Task — Count how many lines contain the word "clicks". Respond with the number alone.

Material for this exercise —

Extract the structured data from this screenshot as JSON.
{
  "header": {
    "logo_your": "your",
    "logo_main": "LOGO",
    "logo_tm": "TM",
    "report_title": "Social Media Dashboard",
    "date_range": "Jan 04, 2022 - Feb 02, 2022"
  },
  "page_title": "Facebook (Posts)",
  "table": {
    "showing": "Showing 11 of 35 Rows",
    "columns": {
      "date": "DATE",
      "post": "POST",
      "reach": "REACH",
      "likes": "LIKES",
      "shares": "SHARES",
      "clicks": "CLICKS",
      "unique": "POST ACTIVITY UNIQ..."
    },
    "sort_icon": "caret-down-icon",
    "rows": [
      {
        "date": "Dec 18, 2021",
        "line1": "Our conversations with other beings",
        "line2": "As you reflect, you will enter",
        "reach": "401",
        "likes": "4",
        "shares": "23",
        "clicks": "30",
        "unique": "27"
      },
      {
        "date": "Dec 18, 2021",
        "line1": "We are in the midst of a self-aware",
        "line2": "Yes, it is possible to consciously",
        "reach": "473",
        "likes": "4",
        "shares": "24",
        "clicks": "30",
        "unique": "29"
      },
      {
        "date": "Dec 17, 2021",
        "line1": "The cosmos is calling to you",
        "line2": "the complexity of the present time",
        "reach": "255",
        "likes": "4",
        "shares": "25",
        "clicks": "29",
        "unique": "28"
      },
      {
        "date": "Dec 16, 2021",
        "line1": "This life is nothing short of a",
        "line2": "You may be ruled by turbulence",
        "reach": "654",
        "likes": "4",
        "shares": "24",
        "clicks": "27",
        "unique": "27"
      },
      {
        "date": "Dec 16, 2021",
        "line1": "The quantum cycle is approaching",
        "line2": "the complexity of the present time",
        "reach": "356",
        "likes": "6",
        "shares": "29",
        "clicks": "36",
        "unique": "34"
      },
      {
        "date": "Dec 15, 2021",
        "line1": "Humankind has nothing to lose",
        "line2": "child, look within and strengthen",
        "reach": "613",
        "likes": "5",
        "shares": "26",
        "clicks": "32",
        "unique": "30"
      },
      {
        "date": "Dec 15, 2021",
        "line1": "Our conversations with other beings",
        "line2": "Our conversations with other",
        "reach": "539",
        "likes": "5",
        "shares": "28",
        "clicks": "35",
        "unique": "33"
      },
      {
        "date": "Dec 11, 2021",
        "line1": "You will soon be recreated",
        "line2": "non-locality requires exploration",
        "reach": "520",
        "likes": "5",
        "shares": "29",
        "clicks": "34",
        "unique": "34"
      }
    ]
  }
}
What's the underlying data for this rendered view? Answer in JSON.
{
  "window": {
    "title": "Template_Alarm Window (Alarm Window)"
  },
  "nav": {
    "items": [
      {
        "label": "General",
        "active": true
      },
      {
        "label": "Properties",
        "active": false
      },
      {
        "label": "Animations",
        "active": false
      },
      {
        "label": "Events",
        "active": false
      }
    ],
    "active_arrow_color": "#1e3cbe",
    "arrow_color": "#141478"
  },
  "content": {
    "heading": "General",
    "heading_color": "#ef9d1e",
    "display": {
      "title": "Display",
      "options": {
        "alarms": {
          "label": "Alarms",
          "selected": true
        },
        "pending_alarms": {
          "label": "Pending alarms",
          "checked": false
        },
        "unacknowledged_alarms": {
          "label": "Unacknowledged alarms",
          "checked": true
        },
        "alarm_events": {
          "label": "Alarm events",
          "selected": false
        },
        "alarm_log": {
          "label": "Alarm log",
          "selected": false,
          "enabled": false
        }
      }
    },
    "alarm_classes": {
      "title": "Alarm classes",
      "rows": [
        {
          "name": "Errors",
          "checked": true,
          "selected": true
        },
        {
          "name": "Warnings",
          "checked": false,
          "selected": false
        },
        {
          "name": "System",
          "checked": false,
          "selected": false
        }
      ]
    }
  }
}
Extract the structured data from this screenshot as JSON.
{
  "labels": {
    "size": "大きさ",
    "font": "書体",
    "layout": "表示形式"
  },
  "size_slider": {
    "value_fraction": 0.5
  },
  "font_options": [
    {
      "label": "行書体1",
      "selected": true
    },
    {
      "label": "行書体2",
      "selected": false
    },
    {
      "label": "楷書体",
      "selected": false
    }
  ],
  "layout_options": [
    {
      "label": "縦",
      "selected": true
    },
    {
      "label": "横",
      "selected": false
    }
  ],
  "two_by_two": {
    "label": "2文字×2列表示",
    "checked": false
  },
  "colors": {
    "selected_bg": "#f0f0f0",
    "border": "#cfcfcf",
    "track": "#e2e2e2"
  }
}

Reply — 9